[TASK TO COMPLETE]
Find all lines in the records that include the word "collisions", and copy them out.

[INFORMATION SUPPLIED]
>>>

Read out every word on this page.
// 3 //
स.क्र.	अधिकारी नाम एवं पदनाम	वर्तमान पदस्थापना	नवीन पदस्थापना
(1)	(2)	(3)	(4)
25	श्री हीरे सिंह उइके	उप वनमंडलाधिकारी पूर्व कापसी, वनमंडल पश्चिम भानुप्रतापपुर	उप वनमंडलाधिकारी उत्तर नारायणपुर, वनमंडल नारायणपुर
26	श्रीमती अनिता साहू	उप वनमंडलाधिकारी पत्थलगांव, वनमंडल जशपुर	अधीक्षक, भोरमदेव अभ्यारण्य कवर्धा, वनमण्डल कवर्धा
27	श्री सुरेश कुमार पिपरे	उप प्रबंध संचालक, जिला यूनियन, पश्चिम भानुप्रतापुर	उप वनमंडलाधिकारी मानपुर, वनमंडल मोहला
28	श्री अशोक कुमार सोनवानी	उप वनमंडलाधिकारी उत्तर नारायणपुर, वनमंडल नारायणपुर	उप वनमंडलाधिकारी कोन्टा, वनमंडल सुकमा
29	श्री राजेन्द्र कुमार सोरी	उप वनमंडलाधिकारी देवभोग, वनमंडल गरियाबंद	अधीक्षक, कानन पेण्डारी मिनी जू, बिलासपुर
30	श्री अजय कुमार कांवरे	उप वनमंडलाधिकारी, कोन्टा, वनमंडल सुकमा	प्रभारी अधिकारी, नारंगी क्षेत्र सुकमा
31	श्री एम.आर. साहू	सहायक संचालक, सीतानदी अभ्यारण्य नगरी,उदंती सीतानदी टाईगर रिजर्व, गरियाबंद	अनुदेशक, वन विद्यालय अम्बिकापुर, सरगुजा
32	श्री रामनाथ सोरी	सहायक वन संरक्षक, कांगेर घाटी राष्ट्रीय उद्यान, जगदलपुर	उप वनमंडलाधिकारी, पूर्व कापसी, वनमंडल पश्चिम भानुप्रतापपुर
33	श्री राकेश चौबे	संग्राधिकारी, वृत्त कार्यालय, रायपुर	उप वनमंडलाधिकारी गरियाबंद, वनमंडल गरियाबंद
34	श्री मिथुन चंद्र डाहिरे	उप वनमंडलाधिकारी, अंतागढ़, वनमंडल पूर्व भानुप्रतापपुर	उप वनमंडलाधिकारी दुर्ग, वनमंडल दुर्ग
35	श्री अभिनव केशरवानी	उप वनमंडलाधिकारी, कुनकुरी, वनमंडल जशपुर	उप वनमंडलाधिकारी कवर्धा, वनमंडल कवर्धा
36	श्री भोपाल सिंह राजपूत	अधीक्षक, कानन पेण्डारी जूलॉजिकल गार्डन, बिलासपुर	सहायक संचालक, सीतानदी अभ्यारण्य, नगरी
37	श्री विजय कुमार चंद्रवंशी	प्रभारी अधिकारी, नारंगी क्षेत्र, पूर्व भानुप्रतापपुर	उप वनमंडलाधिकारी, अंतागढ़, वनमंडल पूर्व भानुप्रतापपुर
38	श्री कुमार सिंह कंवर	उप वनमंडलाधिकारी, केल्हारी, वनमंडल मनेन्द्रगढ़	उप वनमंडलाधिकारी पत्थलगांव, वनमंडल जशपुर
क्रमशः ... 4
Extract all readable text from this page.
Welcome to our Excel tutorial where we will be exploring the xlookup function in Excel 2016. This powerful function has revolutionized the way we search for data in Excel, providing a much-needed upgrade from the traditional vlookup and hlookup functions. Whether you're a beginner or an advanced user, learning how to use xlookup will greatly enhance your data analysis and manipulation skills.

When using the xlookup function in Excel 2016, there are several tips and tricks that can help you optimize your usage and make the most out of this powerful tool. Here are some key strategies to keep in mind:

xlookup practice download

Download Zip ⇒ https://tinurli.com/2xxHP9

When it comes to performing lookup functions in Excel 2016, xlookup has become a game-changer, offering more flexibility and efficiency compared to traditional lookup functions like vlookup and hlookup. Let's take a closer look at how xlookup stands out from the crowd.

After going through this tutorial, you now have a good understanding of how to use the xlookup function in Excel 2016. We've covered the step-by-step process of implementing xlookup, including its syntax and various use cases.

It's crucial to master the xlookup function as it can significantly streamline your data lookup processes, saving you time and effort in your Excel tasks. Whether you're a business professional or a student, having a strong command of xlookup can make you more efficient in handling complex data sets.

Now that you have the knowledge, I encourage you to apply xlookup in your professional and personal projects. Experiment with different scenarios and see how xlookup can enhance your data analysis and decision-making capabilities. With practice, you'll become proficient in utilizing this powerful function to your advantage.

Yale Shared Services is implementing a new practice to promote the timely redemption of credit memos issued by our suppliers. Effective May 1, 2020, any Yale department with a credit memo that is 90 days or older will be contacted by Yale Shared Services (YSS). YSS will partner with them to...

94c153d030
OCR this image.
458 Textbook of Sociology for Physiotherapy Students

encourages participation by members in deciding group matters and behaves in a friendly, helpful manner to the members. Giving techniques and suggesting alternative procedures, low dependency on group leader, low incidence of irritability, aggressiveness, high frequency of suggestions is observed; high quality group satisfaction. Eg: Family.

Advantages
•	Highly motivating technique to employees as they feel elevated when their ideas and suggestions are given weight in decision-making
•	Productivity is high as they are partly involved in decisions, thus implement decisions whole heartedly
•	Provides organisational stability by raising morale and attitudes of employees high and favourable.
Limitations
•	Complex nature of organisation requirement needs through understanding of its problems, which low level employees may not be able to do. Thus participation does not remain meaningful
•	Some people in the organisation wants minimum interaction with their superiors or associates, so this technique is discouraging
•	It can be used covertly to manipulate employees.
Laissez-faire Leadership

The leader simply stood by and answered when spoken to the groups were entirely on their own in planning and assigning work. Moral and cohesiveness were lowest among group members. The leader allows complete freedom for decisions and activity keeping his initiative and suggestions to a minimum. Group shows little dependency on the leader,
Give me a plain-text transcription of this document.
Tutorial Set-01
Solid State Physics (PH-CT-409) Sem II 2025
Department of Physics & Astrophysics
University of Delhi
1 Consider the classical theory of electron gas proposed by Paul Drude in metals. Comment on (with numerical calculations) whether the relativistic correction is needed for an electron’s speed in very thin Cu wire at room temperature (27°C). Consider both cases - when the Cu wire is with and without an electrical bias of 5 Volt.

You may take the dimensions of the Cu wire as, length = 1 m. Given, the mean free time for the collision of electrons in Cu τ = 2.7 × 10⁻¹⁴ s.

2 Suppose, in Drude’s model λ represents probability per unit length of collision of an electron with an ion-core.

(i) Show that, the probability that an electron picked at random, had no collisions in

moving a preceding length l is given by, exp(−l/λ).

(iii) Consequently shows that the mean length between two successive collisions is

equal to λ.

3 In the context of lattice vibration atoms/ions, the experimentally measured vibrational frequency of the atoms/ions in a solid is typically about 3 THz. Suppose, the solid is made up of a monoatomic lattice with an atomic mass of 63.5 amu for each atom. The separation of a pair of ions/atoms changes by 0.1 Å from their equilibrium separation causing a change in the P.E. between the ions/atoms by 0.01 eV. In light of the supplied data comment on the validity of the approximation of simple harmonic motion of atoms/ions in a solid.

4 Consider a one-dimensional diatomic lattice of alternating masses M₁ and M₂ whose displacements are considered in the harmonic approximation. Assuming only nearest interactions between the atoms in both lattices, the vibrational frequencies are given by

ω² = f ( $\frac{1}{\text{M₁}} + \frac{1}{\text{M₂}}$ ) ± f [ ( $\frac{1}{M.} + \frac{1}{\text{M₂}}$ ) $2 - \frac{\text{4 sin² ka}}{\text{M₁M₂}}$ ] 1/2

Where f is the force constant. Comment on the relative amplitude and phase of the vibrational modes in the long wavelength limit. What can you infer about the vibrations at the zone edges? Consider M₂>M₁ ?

<<<

[COMPLETE ANSWER]
(i) Show that, the probability that an electron picked at random, had no collisions in
(iii) Consequently shows that the mean length between two successive collisions is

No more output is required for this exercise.